- **Provided entries**:
##############################
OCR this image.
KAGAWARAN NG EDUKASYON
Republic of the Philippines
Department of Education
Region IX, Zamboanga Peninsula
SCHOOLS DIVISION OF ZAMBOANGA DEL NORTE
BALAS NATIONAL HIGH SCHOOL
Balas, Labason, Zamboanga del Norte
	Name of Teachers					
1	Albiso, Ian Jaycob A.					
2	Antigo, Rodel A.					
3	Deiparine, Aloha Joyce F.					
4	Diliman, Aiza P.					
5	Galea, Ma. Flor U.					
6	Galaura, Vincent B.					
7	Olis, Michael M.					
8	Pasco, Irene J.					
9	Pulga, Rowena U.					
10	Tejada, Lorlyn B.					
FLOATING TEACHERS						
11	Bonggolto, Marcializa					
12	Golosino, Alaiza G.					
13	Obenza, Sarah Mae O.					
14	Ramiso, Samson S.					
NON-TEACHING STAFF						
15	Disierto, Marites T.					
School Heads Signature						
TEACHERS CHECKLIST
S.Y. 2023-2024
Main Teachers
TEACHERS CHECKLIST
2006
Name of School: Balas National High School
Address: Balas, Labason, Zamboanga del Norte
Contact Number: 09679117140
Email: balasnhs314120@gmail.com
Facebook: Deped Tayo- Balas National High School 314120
##############################
Which lines of the data include "Name"? Copy each of them.

- **Written solution**:
	Name of Teachers					
Name of School: Balas National High School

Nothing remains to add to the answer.